Exercise.
Copy out all the data, word for word.

======== Material ========

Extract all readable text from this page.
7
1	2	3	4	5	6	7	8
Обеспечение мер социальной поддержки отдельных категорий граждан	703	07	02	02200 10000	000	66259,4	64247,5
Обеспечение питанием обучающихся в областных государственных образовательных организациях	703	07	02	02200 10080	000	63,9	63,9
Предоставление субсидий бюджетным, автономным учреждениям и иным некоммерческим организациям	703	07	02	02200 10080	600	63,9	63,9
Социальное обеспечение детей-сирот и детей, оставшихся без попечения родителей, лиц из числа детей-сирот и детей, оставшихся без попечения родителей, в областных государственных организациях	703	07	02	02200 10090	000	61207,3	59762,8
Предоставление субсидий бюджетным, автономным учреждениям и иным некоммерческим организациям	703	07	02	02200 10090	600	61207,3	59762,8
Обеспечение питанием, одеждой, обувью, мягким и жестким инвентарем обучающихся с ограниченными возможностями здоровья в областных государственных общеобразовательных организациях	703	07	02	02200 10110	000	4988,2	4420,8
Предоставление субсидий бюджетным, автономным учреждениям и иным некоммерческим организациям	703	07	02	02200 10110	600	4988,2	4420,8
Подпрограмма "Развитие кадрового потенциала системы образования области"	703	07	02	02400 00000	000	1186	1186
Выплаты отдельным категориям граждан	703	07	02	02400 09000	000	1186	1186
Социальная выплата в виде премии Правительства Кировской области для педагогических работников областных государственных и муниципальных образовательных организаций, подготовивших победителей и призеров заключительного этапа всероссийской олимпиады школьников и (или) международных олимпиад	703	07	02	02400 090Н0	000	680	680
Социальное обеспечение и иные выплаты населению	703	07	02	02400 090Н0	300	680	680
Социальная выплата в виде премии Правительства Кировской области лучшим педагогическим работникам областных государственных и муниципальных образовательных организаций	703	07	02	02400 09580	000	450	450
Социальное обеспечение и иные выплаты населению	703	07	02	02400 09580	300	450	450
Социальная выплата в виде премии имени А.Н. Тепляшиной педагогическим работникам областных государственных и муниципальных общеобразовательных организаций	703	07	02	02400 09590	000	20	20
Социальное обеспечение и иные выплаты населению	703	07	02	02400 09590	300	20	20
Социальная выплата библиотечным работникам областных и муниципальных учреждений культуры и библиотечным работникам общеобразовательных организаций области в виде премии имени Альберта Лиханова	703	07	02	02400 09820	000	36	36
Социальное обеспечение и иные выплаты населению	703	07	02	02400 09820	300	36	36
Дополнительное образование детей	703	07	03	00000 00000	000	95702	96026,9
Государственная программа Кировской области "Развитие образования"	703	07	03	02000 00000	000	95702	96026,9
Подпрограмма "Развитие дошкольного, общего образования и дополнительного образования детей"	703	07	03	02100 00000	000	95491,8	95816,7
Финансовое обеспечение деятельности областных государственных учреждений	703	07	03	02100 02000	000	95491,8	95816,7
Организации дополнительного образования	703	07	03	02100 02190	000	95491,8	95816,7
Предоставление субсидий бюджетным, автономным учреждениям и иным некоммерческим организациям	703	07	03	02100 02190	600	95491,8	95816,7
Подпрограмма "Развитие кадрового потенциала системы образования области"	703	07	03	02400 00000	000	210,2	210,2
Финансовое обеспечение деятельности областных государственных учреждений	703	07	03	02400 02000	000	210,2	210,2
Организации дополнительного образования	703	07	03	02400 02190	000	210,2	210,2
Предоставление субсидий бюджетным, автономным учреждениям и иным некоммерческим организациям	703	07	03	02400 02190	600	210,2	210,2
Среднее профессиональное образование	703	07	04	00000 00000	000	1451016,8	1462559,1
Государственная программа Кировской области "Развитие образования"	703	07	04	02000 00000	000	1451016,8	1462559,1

========

Expected output.
Extract all readable text from this page.
7
1	2	3	4	5	6	7	8
Обеспечение мер социальной поддержки отдельных категорий граждан	703	07	02	02200 10000	000	66259,4	64247,5
Обеспечение питанием обучающихся в областных государственных образовательных организациях	703	07	02	02200 10080	000	63,9	63,9
Предоставление субсидий бюджетным, автономным учреждениям и иным некоммерческим организациям	703	07	02	02200 10080	600	63,9	63,9
Социальное обеспечение детей-сирот и детей, оставшихся без попечения родителей, лиц из числа детей-сирот и детей, оставшихся без попечения родителей, в областных государственных организациях	703	07	02	02200 10090	000	61207,3	59762,8
Предоставление субсидий бюджетным, автономным учреждениям и иным некоммерческим организациям	703	07	02	02200 10090	600	61207,3	59762,8
Обеспечение питанием, одеждой, обувью, мягким и жестким инвентарем обучающихся с ограниченными возможностями здоровья в областных государственных общеобразовательных организациях	703	07	02	02200 10110	000	4988,2	4420,8
Предоставление субсидий бюджетным, автономным учреждениям и иным некоммерческим организациям	703	07	02	02200 10110	600	4988,2	4420,8
Подпрограмма "Развитие кадрового потенциала системы образования области"	703	07	02	02400 00000	000	1186	1186
Выплаты отдельным категориям граждан	703	07	02	02400 09000	000	1186	1186
Социальная выплата в виде премии Правительства Кировской области для педагогических работников областных государственных и муниципальных образовательных организаций, подготовивших победителей и призеров заключительного этапа всероссийской олимпиады школьников и (или) международных олимпиад	703	07	02	02400 090Н0	000	680	680
Социальное обеспечение и иные выплаты населению	703	07	02	02400 090Н0	300	680	680
Социальная выплата в виде премии Правительства Кировской области лучшим педагогическим работникам областных государственных и муниципальных образовательных организаций	703	07	02	02400 09580	000	450	450
Социальное обеспечение и иные выплаты населению	703	07	02	02400 09580	300	450	450
Социальная выплата в виде премии имени А.Н. Тепляшиной педагогическим работникам областных государственных и муниципальных общеобразовательных организаций	703	07	02	02400 09590	000	20	20
Социальное обеспечение и иные выплаты населению	703	07	02	02400 09590	300	20	20
Социальная выплата библиотечным работникам областных и муниципальных учреждений культуры и библиотечным работникам общеобразовательных организаций области в виде премии имени Альберта Лиханова	703	07	02	02400 09820	000	36	36
Социальное обеспечение и иные выплаты населению	703	07	02	02400 09820	300	36	36
Дополнительное образование детей	703	07	03	00000 00000	000	95702	96026,9
Государственная программа Кировской области "Развитие образования"	703	07	03	02000 00000	000	95702	96026,9
Подпрограмма "Развитие дошкольного, общего образования и дополнительного образования детей"	703	07	03	02100 00000	000	95491,8	95816,7
Финансовое обеспечение деятельности областных государственных учреждений	703	07	03	02100 02000	000	95491,8	95816,7
Организации дополнительного образования	703	07	03	02100 02190	000	95491,8	95816,7
Предоставление субсидий бюджетным, автономным учреждениям и иным некоммерческим организациям	703	07	03	02100 02190	600	95491,8	95816,7
Подпрограмма "Развитие кадрового потенциала системы образования области"	703	07	03	02400 00000	000	210,2	210,2
Финансовое обеспечение деятельности областных государственных учреждений	703	07	03	02400 02000	000	210,2	210,2
Организации дополнительного образования	703	07	03	02400 02190	000	210,2	210,2
Предоставление субсидий бюджетным, автономным учреждениям и иным некоммерческим организациям	703	07	03	02400 02190	600	210,2	210,2
Среднее профессиональное образование	703	07	04	00000 00000	000	1451016,8	1462559,1
Государственная программа Кировской области "Развитие образования"	703	07	04	02000 00000	000	1451016,8	1462559,1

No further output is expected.